▸ **Aim**
All of the records below must be output exactly, with no pictures carried over.
<<<<
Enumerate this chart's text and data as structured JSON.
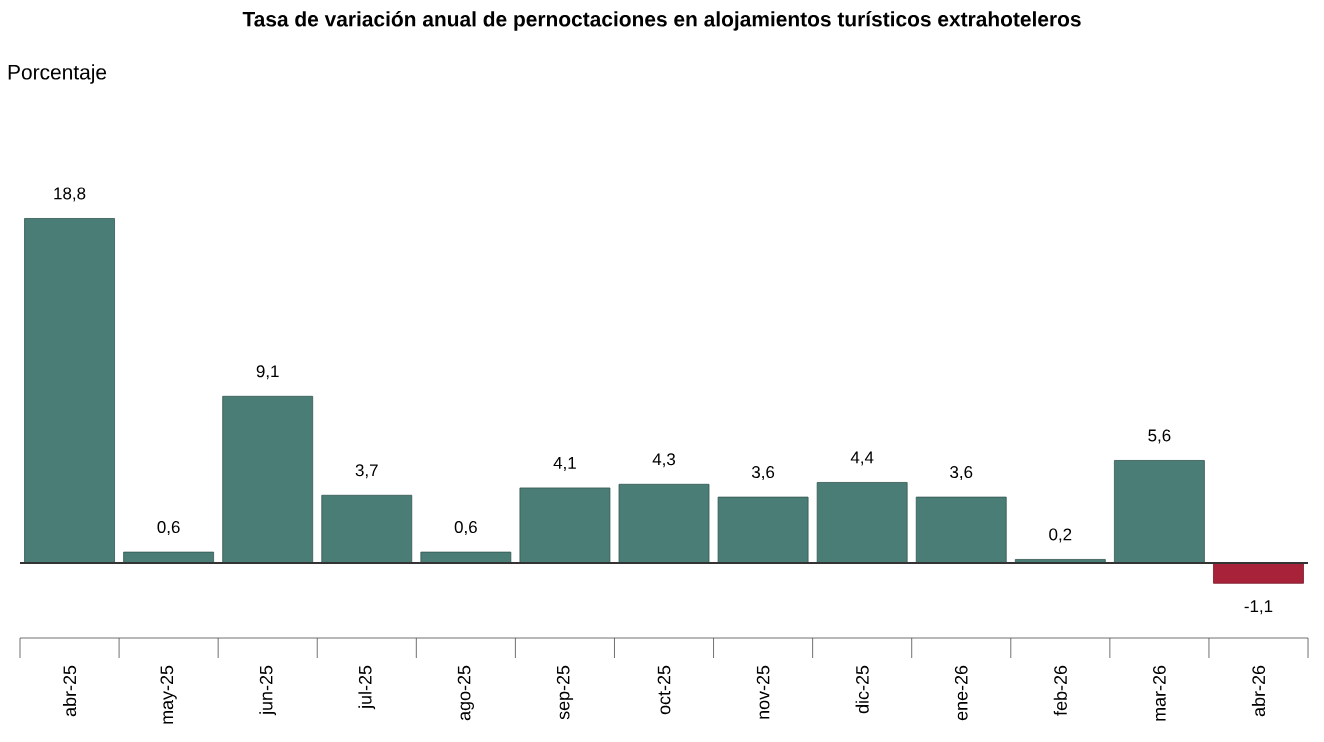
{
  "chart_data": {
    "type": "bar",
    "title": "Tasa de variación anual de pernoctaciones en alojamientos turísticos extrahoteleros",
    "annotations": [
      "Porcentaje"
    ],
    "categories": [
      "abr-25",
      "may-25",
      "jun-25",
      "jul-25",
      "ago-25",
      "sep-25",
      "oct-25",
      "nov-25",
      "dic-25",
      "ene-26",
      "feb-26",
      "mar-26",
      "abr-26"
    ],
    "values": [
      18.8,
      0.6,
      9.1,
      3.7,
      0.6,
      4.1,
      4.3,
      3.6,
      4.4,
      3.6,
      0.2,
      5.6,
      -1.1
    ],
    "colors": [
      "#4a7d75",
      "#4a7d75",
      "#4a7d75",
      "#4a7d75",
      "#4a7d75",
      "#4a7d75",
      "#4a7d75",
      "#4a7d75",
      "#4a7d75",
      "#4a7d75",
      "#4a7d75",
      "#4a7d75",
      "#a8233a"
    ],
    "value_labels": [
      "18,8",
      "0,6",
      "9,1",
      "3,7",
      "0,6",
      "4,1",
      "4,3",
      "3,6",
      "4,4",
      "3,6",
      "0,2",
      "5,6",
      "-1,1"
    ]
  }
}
>>>>
▸ **Exercise response**
Enumerate this chart's text and data as structured JSON.
{
  "chart_data": {
    "type": "bar",
    "title": "Tasa de variación anual de pernoctaciones en alojamientos turísticos extrahoteleros",
    "annotations": [
      "Porcentaje"
    ],
    "categories": [
      "abr-25",
      "may-25",
      "jun-25",
      "jul-25",
      "ago-25",
      "sep-25",
      "oct-25",
      "nov-25",
      "dic-25",
      "ene-26",
      "feb-26",
      "mar-26",
      "abr-26"
    ],
    "values": [
      18.8,
      0.6,
      9.1,
      3.7,
      0.6,
      4.1,
      4.3,
      3.6,
      4.4,
      3.6,
      0.2,
      5.6,
      -1.1
    ],
    "colors": [
      "#4a7d75",
      "#4a7d75",
      "#4a7d75",
      "#4a7d75",
      "#4a7d75",
      "#4a7d75",
      "#4a7d75",
      "#4a7d75",
      "#4a7d75",
      "#4a7d75",
      "#4a7d75",
      "#4a7d75",
      "#a8233a"
    ],
    "value_labels": [
      "18,8",
      "0,6",
      "9,1",
      "3,7",
      "0,6",
      "4,1",
      "4,3",
      "3,6",
      "4,4",
      "3,6",
      "0,2",
      "5,6",
      "-1,1"
    ]
  }
}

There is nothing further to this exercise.